<<<<

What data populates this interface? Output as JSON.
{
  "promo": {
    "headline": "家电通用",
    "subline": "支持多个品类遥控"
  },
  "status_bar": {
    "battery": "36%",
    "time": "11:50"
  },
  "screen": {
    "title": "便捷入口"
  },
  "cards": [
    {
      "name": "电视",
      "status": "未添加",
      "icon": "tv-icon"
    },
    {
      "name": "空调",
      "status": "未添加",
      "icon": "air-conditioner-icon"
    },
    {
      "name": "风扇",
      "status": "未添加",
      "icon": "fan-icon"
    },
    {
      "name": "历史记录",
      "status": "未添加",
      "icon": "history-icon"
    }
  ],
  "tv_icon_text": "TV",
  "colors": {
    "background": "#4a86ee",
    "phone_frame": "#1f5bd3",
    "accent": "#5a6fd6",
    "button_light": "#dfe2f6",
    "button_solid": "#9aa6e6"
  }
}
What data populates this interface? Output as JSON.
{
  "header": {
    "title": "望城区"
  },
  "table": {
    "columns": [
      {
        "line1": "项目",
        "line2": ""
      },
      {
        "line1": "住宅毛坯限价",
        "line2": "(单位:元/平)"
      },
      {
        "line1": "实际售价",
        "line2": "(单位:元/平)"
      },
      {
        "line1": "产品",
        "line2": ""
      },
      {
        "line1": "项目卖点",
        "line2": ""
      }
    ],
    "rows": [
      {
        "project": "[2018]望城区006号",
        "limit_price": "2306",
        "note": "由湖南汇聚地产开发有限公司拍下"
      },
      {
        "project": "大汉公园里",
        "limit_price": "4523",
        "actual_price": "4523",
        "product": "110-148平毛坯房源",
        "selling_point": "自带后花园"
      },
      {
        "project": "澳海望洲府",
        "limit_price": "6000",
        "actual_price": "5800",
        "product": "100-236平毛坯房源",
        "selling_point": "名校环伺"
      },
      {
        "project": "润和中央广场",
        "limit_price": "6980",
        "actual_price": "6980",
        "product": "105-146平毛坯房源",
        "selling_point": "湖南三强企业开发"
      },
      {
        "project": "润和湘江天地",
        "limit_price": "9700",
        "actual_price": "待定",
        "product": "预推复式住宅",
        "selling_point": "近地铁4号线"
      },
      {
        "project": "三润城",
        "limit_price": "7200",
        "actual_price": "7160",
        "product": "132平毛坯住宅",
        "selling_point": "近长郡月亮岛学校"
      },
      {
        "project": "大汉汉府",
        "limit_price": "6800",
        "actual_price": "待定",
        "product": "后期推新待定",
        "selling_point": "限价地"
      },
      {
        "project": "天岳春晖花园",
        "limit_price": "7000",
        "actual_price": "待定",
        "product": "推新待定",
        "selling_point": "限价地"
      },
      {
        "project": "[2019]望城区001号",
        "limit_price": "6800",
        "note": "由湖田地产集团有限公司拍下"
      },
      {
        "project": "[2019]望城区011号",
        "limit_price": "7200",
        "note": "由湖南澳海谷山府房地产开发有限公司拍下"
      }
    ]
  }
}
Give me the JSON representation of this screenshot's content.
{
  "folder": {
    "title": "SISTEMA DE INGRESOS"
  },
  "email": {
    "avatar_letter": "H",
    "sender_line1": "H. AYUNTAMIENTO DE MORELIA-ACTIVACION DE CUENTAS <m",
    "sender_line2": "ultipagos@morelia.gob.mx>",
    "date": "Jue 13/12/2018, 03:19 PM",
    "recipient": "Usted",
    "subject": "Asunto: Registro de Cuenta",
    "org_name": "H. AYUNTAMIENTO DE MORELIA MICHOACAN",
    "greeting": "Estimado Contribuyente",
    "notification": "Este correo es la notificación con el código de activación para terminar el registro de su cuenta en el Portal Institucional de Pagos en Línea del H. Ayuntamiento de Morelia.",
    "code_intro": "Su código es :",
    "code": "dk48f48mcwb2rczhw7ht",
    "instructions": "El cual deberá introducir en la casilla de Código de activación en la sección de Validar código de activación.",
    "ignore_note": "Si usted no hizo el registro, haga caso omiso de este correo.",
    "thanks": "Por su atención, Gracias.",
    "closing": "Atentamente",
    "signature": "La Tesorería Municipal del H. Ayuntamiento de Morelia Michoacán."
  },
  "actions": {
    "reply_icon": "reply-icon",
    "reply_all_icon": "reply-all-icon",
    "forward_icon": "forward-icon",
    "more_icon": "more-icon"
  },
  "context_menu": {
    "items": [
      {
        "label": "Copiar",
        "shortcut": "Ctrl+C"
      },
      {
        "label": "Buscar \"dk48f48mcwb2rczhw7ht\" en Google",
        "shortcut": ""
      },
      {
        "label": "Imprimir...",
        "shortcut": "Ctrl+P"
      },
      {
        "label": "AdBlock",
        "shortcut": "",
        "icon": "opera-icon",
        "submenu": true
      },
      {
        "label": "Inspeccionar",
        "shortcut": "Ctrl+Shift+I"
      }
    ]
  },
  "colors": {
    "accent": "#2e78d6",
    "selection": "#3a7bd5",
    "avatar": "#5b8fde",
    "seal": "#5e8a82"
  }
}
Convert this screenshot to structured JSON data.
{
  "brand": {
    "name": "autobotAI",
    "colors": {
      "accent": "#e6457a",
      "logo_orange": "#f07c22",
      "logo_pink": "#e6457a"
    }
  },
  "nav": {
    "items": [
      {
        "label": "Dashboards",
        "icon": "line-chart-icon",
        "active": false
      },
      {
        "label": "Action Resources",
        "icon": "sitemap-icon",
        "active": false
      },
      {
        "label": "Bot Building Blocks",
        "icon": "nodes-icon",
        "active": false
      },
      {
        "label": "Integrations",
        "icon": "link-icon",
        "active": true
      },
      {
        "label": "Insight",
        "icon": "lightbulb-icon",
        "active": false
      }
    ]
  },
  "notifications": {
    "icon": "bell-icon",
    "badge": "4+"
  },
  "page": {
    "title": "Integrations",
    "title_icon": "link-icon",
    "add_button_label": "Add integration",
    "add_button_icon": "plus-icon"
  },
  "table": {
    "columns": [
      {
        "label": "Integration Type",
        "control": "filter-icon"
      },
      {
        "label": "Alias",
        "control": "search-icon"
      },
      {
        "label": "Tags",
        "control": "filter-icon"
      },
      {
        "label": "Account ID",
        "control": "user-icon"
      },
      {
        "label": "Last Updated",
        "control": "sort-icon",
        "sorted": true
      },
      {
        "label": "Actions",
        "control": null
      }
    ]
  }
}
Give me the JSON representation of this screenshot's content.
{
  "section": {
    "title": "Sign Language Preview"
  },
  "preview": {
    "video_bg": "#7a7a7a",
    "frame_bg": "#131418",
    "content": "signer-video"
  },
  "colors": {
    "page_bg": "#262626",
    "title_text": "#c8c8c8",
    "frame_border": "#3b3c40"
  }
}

>>>>

§ **Do this**
Find the lines above that contain the word "Integrations" and collect them.

§ **Correct result**
        "label": "Integrations",
    "title": "Integrations",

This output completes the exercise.